To do ▸ Each line below must be set down exactly; omit any image you find.

━━━ Stored records

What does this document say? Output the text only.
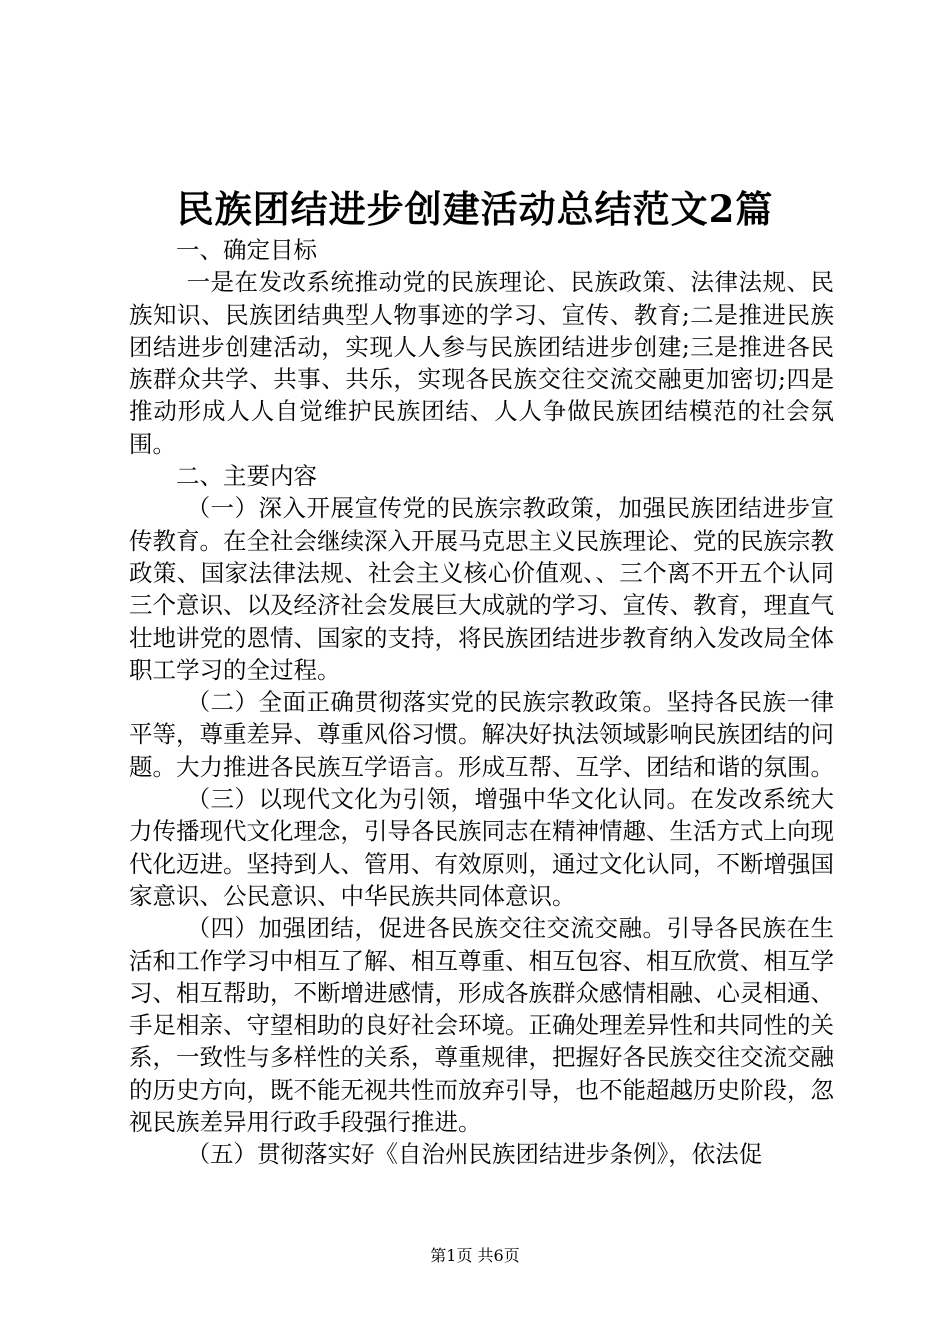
民族团结进步创建活动总结范文2篇

一、确定目标

一是在发改系统推动党的民族理论、民族政策、法律法规、民族知识、民族团结典型人物事迹的学习、宣传、教育;二是推进民族团结进步创建活动，实现人人参与民族团结进步创建;三是推进各民族群众共学、共事、共乐，实现各民族交往交流交融更加密切;四是推动形成人人自觉维护民族团结、人人争做民族团结模范的社会氛围。

二、主要内容

（一）深入开展宣传党的民族宗教政策，加强民族团结进步宣传教育。在全社会继续深入开展马克思主义民族理论、党的民族宗教政策、国家法律法规、社会主义核心价值观、、三个离不开五个认同三个意识、以及经济社会发展巨大成就的学习、宣传、教育，理直气壮地讲党的恩情、国家的支持，将民族团结进步教育纳入发改局全体职工学习的全过程。

（二）全面正确贯彻落实党的民族宗教政策。坚持各民族一律平等，尊重差异、尊重风俗习惯。解决好执法领域影响民族团结的问题。大力推进各民族互学语言。形成互帮、互学、团结和谐的氛围。

（三）以现代文化为引领，增强中华文化认同。在发改系统大力传播现代文化理念，引导各民族同志在精神情趣、生活方式上向现代化迈进。坚持到人、管用、有效原则，通过文化认同，不断增强国家意识、公民意识、中华民族共同体意识。

（四）加强团结，促进各民族交往交流交融。引导各民族在生活和工作学习中相互了解、相互尊重、相互包容、相互欣赏、相互学习、相互帮助，不断增进感情，形成各族群众感情相融、心灵相通、手足相亲、守望相助的良好社会环境。正确处理差异性和共同性的关系，一致性与多样性的关系，尊重规律，把握好各民族交往交流交融的历史方向，既不能无视共性而放弃引导，也不能超越历史阶段，忽视民族差异用行政手段强行推进。

（五）贯彻落实好《自治州民族团结进步条例》，依法促

第1页 共6页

━━━━━━

Expected answer ▸
What does this document say? Output the text only.
民族团结进步创建活动总结范文2篇

一、确定目标

一是在发改系统推动党的民族理论、民族政策、法律法规、民族知识、民族团结典型人物事迹的学习、宣传、教育;二是推进民族团结进步创建活动，实现人人参与民族团结进步创建;三是推进各民族群众共学、共事、共乐，实现各民族交往交流交融更加密切;四是推动形成人人自觉维护民族团结、人人争做民族团结模范的社会氛围。

二、主要内容

（一）深入开展宣传党的民族宗教政策，加强民族团结进步宣传教育。在全社会继续深入开展马克思主义民族理论、党的民族宗教政策、国家法律法规、社会主义核心价值观、、三个离不开五个认同三个意识、以及经济社会发展巨大成就的学习、宣传、教育，理直气壮地讲党的恩情、国家的支持，将民族团结进步教育纳入发改局全体职工学习的全过程。

（二）全面正确贯彻落实党的民族宗教政策。坚持各民族一律平等，尊重差异、尊重风俗习惯。解决好执法领域影响民族团结的问题。大力推进各民族互学语言。形成互帮、互学、团结和谐的氛围。

（三）以现代文化为引领，增强中华文化认同。在发改系统大力传播现代文化理念，引导各民族同志在精神情趣、生活方式上向现代化迈进。坚持到人、管用、有效原则，通过文化认同，不断增强国家意识、公民意识、中华民族共同体意识。

（四）加强团结，促进各民族交往交流交融。引导各民族在生活和工作学习中相互了解、相互尊重、相互包容、相互欣赏、相互学习、相互帮助，不断增进感情，形成各族群众感情相融、心灵相通、手足相亲、守望相助的良好社会环境。正确处理差异性和共同性的关系，一致性与多样性的关系，尊重规律，把握好各民族交往交流交融的历史方向，既不能无视共性而放弃引导，也不能超越历史阶段，忽视民族差异用行政手段强行推进。

（五）贯彻落实好《自治州民族团结进步条例》，依法促

第1页 共6页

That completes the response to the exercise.